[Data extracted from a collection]
▶
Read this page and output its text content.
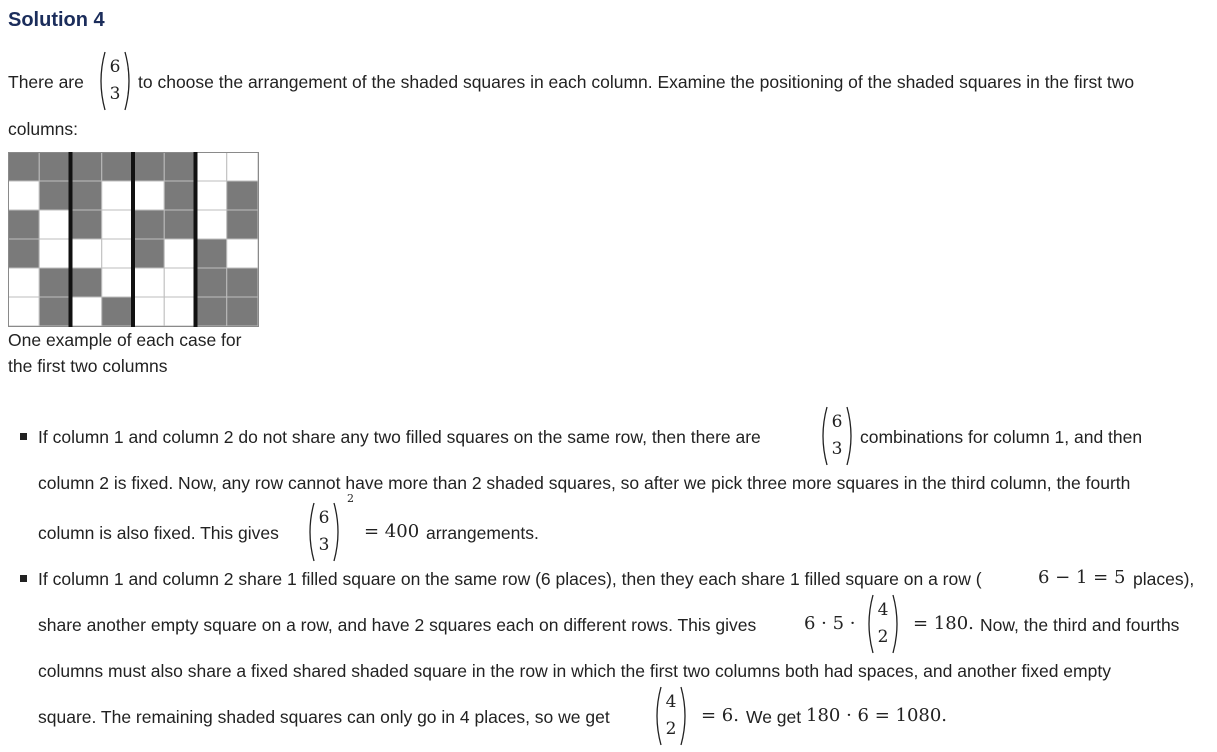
Solution 4
There are
6
3
to choose the arrangement of the shaded squares in each column. Examine the positioning of the shaded squares in the first two
columns:
One example of each case for
the first two columns
If column 1 and column 2 do not share any two filled squares on the same row, then there are
6
3
combinations for column 1, and then
column 2 is fixed. Now, any row cannot have more than 2 shaded squares, so after we pick three more squares in the third column, the fourth
column is also fixed. This gives
6
3
2
= 400 arrangements.
If column 1 and column 2 share 1 filled square on the same row (6 places), then they each share 1 filled square on a row (	6 − 1 = 5 places),
share another empty square on a row, and have 2 squares each on different rows. This gives	6 · 5 ·
4
2
= 180. Now, the third and fourths
columns must also share a fixed shared shaded square in the row in which the first two columns both had spaces, and another fixed empty
square. The remaining shaded squares can only go in 4 places, so we get
4
2
= 6. We get 180 · 6 = 1080.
◀
TASK OBJECTIVE » Write out each entry exactly as given, omitting any picture.

FULL SOLUTION »
Read this page and output its text content.
Solution 4
There are
6
3
to choose the arrangement of the shaded squares in each column. Examine the positioning of the shaded squares in the first two
columns:
One example of each case for
the first two columns
If column 1 and column 2 do not share any two filled squares on the same row, then there are
6
3
combinations for column 1, and then
column 2 is fixed. Now, any row cannot have more than 2 shaded squares, so after we pick three more squares in the third column, the fourth
column is also fixed. This gives
6
3
2
= 400 arrangements.
If column 1 and column 2 share 1 filled square on the same row (6 places), then they each share 1 filled square on a row (	6 − 1 = 5 places),
share another empty square on a row, and have 2 squares each on different rows. This gives	6 · 5 ·
4
2
= 180. Now, the third and fourths
columns must also share a fixed shared shaded square in the row in which the first two columns both had spaces, and another fixed empty
square. The remaining shaded squares can only go in 4 places, so we get
4
2
= 6. We get 180 · 6 = 1080.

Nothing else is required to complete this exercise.